What to produce: Each line of the material below should be reproduced exactly.

Exercise input:

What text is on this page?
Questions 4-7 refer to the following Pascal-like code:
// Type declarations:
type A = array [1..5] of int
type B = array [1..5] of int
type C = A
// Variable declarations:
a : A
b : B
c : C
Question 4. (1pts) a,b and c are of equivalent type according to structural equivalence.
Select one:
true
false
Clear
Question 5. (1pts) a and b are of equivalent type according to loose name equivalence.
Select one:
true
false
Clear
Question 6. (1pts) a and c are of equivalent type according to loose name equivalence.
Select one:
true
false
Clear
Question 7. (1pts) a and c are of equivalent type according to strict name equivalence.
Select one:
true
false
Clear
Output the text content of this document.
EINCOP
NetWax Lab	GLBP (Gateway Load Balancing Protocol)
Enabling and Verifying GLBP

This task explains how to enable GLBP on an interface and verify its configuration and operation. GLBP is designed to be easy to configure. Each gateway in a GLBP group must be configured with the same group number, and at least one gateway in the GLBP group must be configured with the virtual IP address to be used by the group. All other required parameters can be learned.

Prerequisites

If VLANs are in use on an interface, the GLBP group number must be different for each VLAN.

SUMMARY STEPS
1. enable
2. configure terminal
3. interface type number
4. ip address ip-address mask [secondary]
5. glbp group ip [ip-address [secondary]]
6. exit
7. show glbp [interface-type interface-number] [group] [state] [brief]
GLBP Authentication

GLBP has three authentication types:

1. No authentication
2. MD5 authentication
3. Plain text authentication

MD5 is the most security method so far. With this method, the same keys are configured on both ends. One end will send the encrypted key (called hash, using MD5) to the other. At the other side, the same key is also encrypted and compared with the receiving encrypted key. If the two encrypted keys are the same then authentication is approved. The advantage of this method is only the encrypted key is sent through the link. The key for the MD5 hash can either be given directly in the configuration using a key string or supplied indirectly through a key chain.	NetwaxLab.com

Worked answer:
What text is on this page?
Questions 4-7 refer to the following Pascal-like code:
// Type declarations:
type A = array [1..5] of int
type B = array [1..5] of int
type C = A
// Variable declarations:
a : A
b : B
c : C
Question 4. (1pts) a,b and c are of equivalent type according to structural equivalence.
Select one:
true
false
Clear
Question 5. (1pts) a and b are of equivalent type according to loose name equivalence.
Select one:
true
false
Clear
Question 6. (1pts) a and c are of equivalent type according to loose name equivalence.
Select one:
true
false
Clear
Question 7. (1pts) a and c are of equivalent type according to strict name equivalence.
Select one:
true
false
Clear
Output the text content of this document.
EINCOP
NetWax Lab	GLBP (Gateway Load Balancing Protocol)
Enabling and Verifying GLBP

This task explains how to enable GLBP on an interface and verify its configuration and operation. GLBP is designed to be easy to configure. Each gateway in a GLBP group must be configured with the same group number, and at least one gateway in the GLBP group must be configured with the virtual IP address to be used by the group. All other required parameters can be learned.

Prerequisites

If VLANs are in use on an interface, the GLBP group number must be different for each VLAN.

SUMMARY STEPS
1. enable
2. configure terminal
3. interface type number
4. ip address ip-address mask [secondary]
5. glbp group ip [ip-address [secondary]]
6. exit
7. show glbp [interface-type interface-number] [group] [state] [brief]
GLBP Authentication

GLBP has three authentication types:

1. No authentication
2. MD5 authentication
3. Plain text authentication

MD5 is the most security method so far. With this method, the same keys are configured on both ends. One end will send the encrypted key (called hash, using MD5) to the other. At the other side, the same key is also encrypted and compared with the receiving encrypted key. If the two encrypted keys are the same then authentication is approved. The advantage of this method is only the encrypted key is sent through the link. The key for the MD5 hash can either be given directly in the configuration using a key string or supplied indirectly through a key chain.	NetwaxLab.com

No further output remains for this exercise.